Using the records below, locate all lines containing "text" and return them.
......
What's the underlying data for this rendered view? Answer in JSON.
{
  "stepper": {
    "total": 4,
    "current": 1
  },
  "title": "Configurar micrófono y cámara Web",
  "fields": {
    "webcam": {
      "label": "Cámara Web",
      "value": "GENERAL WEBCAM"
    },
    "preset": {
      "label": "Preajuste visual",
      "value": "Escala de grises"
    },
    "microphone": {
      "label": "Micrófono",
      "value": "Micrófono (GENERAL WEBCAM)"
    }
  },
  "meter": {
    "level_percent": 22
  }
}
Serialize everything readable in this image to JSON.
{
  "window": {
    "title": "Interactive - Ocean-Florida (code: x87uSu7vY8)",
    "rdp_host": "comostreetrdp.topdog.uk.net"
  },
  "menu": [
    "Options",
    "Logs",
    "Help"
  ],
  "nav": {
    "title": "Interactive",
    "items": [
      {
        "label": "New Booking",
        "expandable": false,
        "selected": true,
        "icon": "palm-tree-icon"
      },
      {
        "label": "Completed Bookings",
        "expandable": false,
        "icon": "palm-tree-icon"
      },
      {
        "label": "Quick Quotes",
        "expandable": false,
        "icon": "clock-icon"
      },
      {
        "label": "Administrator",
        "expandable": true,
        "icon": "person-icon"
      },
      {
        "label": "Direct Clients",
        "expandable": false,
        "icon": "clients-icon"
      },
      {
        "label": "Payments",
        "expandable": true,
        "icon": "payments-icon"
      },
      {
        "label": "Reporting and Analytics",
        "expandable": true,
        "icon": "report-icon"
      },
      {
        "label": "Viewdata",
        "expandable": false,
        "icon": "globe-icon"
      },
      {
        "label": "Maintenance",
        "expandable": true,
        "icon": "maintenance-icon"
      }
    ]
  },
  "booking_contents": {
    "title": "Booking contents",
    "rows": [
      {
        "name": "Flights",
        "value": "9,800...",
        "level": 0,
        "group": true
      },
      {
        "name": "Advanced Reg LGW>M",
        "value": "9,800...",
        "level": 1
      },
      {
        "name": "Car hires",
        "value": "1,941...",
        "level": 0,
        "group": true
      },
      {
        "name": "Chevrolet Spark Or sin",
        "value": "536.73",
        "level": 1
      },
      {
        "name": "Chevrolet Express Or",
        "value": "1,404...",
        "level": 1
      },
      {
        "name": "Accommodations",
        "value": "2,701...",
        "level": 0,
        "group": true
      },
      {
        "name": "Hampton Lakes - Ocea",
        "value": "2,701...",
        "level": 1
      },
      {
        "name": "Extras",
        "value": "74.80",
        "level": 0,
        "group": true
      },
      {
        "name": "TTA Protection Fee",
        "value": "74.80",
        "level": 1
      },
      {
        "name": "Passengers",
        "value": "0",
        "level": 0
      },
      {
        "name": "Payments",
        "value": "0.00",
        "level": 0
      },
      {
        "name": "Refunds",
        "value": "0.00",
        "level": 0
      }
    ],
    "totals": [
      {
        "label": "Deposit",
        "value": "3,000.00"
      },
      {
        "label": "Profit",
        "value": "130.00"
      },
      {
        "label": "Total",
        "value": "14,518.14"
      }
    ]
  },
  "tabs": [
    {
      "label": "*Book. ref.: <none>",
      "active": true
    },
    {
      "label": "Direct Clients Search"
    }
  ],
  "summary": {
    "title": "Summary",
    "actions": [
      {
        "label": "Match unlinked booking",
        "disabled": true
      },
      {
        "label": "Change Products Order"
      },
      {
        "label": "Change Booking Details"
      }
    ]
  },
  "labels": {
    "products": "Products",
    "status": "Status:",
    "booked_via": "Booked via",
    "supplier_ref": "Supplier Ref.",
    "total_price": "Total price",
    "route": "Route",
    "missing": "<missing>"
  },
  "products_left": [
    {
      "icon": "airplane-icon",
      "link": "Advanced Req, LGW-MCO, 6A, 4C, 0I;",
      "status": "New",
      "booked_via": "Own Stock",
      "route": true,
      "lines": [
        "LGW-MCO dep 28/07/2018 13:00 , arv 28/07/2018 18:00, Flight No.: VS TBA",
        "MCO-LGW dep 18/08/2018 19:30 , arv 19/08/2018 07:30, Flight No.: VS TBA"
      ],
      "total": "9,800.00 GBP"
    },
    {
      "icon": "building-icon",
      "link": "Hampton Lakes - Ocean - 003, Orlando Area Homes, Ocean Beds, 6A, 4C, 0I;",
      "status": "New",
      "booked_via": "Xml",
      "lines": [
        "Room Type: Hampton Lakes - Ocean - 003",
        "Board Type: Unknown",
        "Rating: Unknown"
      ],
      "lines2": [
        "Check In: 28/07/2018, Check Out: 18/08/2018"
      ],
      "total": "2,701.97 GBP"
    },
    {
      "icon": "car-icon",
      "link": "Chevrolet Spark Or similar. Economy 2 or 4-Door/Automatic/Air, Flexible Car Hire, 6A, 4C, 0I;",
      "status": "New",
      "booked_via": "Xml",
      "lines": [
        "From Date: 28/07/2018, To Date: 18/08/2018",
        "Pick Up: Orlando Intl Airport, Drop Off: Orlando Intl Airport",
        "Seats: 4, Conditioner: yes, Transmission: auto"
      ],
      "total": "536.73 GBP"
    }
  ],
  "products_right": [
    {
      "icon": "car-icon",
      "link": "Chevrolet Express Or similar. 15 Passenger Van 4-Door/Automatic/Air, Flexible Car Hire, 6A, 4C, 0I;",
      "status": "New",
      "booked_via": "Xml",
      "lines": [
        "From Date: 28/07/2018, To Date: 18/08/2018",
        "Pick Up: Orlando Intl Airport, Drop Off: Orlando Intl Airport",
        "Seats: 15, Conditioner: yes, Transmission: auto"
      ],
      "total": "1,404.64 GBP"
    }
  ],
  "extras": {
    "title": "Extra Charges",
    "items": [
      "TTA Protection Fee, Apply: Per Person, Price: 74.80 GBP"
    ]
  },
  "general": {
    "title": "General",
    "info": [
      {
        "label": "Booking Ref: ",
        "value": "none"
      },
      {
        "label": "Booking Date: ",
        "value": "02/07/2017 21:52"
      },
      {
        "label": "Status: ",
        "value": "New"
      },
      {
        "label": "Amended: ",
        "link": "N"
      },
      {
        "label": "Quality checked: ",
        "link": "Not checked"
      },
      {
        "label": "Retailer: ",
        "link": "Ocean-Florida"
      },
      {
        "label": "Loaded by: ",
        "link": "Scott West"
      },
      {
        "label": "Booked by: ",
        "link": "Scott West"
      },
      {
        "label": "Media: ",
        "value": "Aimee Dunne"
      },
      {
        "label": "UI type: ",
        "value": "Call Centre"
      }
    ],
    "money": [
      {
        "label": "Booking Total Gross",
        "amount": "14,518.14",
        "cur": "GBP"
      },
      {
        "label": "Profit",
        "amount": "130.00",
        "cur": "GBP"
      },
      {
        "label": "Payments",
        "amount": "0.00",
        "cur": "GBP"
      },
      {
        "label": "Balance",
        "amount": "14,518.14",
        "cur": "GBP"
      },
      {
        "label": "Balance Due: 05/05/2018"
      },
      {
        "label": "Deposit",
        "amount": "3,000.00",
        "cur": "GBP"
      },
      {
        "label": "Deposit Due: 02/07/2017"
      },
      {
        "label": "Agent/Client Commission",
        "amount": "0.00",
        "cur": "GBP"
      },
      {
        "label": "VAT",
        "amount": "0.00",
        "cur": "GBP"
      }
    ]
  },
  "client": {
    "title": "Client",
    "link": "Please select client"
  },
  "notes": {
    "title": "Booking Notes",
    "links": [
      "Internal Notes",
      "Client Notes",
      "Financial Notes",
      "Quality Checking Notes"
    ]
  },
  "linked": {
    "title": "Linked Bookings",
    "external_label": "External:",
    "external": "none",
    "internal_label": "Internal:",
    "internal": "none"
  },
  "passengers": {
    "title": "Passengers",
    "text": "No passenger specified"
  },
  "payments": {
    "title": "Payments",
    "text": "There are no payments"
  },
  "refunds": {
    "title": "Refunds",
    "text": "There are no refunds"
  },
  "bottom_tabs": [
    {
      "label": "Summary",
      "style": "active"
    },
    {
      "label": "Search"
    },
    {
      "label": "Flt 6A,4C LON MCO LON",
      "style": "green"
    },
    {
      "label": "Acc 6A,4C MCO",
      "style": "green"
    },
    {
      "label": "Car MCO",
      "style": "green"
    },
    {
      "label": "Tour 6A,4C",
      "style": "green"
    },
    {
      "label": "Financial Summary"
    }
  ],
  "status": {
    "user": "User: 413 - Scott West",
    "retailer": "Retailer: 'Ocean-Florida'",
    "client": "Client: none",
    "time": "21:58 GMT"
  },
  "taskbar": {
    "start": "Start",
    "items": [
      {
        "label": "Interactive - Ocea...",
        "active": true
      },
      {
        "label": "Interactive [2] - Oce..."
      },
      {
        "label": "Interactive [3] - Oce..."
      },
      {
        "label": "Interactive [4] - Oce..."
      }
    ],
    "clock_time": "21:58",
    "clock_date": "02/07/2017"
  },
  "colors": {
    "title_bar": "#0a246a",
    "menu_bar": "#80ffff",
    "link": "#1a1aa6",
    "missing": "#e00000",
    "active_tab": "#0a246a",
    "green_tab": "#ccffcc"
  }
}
......
• SOLUTION FOR THIS PROBLEM:
    "text": "No passenger specified"
    "text": "There are no payments"
    "text": "There are no refunds"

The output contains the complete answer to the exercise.